TASK INPUTS:
>> START

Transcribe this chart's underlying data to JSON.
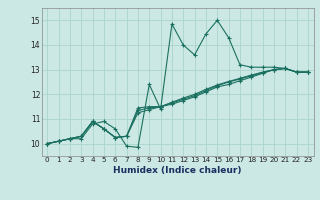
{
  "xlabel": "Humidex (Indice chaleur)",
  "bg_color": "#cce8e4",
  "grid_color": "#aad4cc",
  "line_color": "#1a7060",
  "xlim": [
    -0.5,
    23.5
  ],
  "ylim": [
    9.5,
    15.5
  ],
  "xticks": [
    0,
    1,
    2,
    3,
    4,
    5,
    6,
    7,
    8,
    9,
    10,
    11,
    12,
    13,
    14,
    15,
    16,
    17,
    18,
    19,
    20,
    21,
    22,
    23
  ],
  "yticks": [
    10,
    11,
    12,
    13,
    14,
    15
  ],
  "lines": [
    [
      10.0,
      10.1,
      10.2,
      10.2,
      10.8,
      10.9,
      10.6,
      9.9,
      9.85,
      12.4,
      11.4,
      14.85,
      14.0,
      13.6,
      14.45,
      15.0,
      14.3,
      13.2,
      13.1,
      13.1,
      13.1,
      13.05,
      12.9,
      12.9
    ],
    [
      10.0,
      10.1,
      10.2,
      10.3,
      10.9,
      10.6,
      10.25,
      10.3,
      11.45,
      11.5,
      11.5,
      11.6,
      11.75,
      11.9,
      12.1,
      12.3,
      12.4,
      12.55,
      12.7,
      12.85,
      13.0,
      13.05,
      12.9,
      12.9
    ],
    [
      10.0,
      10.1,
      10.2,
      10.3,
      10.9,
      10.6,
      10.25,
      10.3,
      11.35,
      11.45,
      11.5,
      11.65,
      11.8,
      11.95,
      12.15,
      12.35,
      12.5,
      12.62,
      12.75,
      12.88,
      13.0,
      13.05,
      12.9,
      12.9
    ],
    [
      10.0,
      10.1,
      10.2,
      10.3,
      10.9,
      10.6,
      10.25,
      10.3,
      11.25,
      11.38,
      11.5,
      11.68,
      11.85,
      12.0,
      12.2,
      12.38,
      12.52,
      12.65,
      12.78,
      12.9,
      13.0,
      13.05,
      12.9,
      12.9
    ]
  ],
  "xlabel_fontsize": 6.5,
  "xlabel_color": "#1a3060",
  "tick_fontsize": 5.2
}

>> END
>> START

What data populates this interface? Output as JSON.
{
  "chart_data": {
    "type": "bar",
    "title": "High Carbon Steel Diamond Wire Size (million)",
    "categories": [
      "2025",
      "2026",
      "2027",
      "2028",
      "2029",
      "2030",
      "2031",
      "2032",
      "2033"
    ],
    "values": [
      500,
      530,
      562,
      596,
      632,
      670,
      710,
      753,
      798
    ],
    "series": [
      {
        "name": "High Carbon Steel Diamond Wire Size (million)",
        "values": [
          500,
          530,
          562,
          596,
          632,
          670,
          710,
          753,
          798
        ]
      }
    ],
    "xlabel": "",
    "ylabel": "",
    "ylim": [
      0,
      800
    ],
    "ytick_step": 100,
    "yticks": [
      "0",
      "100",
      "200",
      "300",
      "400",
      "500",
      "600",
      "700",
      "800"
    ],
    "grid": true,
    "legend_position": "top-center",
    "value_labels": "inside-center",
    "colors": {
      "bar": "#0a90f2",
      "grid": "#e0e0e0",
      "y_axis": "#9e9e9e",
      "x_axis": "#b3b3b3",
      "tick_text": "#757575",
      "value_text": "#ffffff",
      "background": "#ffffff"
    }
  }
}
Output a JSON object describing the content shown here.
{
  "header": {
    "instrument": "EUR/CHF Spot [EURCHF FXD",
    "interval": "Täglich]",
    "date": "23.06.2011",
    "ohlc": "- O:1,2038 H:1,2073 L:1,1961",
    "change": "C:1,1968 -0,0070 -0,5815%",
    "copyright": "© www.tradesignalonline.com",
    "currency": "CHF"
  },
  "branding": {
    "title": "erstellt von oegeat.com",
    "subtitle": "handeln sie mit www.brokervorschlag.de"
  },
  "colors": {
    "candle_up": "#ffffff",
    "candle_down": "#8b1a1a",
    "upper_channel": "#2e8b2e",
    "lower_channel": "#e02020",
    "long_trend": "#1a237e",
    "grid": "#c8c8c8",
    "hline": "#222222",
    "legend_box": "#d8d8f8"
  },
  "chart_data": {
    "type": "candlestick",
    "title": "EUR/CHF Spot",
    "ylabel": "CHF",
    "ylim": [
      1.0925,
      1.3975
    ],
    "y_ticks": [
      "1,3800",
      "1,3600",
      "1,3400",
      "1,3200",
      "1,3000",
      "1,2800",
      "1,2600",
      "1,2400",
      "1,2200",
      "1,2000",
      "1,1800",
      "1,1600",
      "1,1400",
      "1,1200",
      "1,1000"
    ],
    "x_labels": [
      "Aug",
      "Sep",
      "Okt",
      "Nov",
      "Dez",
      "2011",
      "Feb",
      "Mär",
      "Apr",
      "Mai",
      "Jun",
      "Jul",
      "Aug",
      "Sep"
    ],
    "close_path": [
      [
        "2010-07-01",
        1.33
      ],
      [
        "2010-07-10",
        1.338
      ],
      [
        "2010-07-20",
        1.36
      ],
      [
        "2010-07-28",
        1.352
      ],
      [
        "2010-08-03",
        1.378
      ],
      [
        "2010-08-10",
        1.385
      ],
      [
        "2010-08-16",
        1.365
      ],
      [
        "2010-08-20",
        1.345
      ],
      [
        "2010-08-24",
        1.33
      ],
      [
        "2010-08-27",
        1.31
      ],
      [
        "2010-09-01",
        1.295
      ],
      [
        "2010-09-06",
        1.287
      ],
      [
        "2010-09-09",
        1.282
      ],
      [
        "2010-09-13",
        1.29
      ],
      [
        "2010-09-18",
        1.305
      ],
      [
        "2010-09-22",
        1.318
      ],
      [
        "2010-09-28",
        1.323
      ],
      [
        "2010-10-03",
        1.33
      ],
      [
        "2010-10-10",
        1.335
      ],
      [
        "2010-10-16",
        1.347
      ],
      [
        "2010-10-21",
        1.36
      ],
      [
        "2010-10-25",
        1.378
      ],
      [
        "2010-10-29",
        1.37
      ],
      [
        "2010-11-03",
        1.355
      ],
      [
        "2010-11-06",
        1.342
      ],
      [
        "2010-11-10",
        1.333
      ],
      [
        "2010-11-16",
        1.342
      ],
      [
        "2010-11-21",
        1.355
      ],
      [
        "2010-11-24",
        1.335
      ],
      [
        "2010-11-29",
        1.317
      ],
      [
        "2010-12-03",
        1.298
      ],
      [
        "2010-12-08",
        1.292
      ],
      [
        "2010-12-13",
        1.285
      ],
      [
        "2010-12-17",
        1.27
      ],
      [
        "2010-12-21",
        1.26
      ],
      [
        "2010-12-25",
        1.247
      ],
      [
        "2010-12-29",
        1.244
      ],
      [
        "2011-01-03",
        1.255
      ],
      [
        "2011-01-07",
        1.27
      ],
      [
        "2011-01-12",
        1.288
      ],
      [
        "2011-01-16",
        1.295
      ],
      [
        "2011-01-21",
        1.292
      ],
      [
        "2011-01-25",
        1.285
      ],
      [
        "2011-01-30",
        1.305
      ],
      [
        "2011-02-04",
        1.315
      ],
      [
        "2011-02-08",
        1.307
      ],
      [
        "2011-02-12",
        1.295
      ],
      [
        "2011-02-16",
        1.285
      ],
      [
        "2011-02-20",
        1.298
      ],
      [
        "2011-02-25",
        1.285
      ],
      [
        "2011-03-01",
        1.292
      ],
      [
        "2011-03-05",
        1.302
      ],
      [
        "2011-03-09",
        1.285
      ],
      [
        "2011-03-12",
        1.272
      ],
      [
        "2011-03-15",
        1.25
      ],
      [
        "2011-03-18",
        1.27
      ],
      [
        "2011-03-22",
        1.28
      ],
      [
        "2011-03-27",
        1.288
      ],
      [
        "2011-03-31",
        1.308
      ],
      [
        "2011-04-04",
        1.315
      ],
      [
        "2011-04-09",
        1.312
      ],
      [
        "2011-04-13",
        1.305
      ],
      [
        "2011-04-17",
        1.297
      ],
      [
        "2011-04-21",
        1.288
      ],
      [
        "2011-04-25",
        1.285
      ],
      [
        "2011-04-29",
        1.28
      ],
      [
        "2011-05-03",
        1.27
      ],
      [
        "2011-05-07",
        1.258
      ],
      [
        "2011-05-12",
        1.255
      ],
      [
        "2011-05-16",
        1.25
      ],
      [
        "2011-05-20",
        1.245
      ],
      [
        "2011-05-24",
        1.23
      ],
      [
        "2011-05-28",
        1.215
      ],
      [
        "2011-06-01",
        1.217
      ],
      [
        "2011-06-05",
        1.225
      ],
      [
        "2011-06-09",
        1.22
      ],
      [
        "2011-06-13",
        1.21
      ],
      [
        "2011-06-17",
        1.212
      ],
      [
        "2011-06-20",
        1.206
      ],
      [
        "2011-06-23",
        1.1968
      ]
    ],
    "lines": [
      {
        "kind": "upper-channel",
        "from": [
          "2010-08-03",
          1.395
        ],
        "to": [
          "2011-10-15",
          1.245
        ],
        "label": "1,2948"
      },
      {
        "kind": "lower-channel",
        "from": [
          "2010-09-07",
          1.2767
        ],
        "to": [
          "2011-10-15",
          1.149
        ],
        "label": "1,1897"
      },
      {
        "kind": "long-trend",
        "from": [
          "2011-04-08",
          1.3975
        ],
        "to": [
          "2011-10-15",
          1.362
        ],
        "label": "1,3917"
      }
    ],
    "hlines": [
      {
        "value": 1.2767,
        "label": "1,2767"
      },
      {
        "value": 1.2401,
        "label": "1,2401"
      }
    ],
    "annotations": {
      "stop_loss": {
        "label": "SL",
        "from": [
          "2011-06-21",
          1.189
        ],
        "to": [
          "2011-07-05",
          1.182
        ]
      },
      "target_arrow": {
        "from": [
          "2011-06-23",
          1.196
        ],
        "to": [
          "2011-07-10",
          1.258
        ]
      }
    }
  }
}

>> END

TO DO: Collect each line holding the string "ffffff".

OUTPUT:
      "value_text": "#ffffff",
      "background": "#ffffff"
    "candle_up": "#ffffff",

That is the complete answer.